Figure collection entries:
▬▬▬
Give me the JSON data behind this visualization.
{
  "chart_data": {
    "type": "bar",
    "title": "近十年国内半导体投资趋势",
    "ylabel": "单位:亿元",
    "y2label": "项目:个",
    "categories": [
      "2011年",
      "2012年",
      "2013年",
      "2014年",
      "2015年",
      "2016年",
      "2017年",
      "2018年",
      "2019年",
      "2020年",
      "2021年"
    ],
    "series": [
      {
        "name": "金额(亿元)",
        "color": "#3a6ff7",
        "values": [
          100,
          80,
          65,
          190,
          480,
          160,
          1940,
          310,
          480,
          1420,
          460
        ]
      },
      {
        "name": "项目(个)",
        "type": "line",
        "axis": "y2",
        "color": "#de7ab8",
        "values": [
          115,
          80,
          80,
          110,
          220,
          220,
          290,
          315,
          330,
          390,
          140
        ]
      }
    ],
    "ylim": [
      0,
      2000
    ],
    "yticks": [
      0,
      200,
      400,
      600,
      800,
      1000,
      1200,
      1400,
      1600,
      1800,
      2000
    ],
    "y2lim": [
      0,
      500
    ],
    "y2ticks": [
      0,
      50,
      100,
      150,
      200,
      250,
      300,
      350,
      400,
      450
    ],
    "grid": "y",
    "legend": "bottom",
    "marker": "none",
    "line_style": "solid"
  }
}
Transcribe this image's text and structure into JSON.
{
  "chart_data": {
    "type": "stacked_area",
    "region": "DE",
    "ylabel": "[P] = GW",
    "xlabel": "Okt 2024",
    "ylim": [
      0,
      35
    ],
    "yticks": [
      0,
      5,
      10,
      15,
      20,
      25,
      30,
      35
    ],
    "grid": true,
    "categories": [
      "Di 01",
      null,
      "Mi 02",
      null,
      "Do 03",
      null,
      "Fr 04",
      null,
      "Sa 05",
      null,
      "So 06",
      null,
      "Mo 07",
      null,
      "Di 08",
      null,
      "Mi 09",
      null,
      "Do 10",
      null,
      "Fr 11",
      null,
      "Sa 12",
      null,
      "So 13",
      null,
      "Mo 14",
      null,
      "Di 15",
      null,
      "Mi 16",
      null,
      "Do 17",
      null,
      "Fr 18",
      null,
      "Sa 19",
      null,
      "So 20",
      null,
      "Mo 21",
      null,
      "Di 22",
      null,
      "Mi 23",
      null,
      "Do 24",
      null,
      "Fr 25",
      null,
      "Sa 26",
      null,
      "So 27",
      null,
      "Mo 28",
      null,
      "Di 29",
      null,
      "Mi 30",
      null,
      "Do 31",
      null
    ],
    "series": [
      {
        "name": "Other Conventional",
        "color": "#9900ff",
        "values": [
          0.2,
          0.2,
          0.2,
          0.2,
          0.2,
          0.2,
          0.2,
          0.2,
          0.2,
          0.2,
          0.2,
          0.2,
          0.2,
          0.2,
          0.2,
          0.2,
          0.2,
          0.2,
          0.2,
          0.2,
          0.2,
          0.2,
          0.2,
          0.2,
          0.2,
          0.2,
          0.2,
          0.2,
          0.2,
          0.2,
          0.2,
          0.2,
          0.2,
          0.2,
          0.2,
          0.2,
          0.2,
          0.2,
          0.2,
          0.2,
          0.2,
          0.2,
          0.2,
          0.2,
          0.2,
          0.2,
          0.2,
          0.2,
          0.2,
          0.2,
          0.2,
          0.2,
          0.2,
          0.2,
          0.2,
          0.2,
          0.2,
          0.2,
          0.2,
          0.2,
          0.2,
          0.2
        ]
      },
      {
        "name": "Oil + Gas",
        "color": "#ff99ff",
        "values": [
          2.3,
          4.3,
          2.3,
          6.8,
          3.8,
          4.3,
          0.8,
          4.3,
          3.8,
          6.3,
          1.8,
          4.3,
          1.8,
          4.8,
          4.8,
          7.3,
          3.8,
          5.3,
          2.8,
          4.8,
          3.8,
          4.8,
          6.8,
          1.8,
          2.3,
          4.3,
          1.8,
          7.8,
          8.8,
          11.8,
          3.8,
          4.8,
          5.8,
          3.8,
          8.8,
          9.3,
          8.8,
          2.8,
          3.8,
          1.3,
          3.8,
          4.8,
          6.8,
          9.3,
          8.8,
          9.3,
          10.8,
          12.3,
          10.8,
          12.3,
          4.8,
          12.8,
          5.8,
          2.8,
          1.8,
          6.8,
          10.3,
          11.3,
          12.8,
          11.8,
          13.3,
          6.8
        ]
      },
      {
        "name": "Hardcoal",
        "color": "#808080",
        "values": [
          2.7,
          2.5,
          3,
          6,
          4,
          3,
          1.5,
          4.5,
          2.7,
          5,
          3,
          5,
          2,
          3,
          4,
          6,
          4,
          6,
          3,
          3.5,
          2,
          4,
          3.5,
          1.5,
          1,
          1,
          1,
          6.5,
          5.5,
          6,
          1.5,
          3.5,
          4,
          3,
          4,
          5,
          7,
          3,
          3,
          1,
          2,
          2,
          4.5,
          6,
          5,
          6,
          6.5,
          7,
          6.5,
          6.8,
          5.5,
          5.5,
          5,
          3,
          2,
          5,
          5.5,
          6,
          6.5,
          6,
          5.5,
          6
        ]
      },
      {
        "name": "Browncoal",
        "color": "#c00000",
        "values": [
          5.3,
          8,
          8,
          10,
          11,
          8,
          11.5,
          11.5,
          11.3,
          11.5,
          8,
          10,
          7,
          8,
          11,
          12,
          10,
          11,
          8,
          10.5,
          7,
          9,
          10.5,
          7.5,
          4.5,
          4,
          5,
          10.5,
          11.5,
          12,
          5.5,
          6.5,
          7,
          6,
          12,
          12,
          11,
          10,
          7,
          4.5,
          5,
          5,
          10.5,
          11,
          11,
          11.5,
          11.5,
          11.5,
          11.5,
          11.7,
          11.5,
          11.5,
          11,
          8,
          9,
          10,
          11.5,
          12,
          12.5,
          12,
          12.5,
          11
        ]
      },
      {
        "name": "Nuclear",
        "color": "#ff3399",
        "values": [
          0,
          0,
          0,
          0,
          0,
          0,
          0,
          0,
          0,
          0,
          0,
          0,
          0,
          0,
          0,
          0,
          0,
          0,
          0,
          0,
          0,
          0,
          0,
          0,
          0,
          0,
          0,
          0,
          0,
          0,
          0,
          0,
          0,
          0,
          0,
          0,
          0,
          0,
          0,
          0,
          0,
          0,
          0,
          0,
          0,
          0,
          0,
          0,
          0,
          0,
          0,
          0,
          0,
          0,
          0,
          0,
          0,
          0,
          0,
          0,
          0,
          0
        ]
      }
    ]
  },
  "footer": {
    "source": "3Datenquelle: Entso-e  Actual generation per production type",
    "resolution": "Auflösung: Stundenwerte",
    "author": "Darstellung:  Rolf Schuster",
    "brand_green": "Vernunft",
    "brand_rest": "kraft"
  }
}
▬▬▬
_Given request_. Gather from the entries above all lines that include the string "color".

_Problem solution_.
        "color": "#3a6ff7",
        "color": "#de7ab8",
        "color": "#9900ff",
        "color": "#ff99ff",
        "color": "#808080",
        "color": "#c00000",
        "color": "#ff3399",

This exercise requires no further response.